====== Provided records

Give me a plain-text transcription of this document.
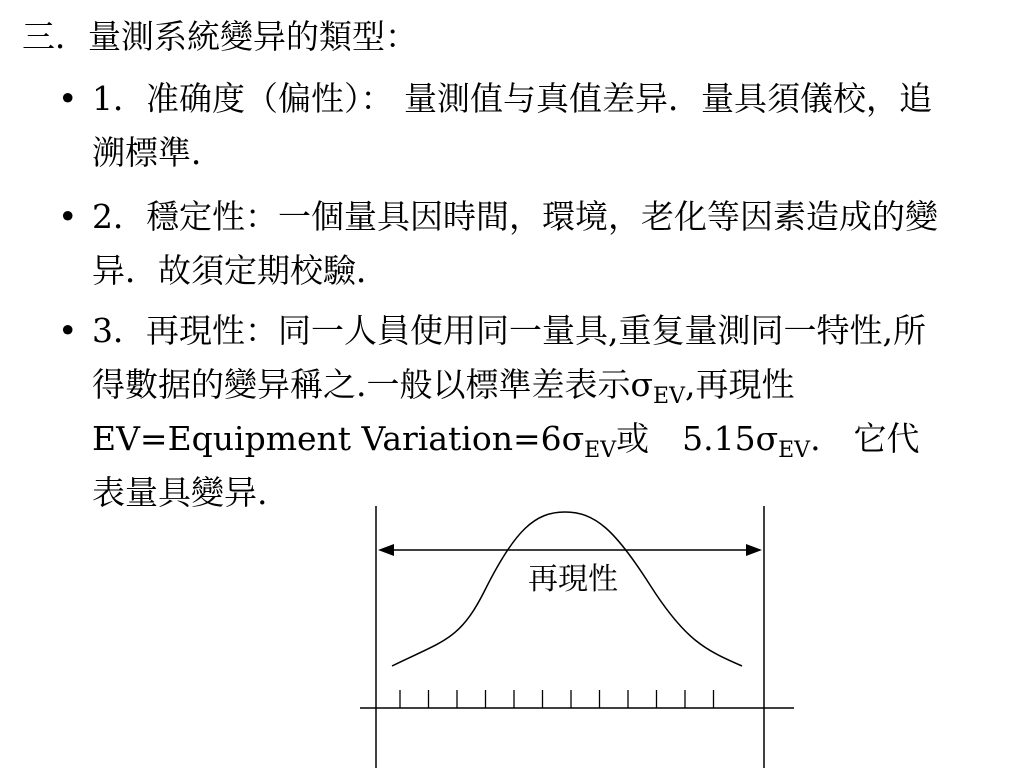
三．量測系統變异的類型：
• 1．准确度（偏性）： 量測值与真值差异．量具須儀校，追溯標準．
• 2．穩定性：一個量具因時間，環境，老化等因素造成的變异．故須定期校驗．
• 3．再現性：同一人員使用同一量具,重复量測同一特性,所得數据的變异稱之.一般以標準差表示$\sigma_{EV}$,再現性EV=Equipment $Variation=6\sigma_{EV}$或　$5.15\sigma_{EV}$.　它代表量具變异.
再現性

============
====== Provided records

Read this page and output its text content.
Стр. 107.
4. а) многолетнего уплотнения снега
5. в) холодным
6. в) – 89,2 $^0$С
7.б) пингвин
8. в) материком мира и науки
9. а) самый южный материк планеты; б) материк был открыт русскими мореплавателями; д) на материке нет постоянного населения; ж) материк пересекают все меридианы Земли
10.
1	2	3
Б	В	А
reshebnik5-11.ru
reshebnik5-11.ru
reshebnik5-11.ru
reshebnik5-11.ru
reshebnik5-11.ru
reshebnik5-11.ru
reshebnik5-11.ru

============
====== Provided records

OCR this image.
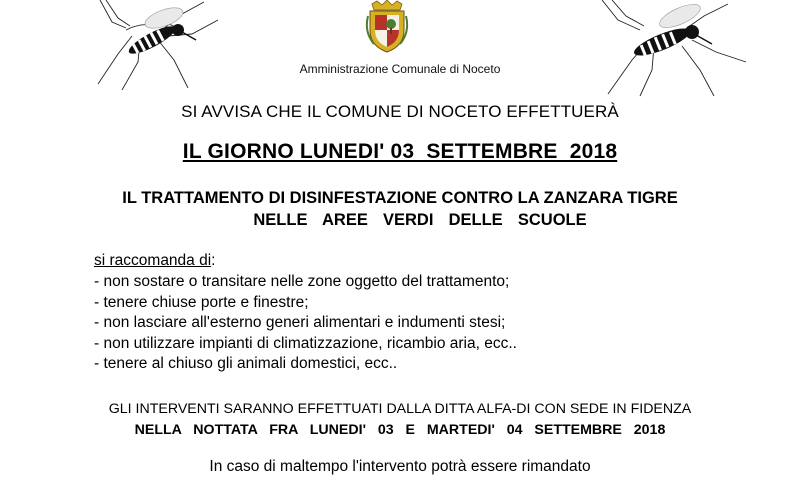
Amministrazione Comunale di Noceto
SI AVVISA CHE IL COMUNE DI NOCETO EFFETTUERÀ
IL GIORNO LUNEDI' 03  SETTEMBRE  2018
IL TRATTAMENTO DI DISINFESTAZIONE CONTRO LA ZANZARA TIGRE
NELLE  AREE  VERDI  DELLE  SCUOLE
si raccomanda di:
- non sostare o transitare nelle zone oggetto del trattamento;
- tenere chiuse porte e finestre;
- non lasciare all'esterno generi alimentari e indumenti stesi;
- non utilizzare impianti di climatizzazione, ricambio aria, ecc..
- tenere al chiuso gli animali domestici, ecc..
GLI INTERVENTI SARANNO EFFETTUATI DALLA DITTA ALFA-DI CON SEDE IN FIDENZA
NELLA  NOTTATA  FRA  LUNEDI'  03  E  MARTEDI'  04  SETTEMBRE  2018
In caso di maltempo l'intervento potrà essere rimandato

============

What the task asks:
Take every line above carrying "tenere" and return it.

Output of the exercise:
- tenere chiuse porte e finestre;
- tenere al chiuso gli animali domestici, ecc..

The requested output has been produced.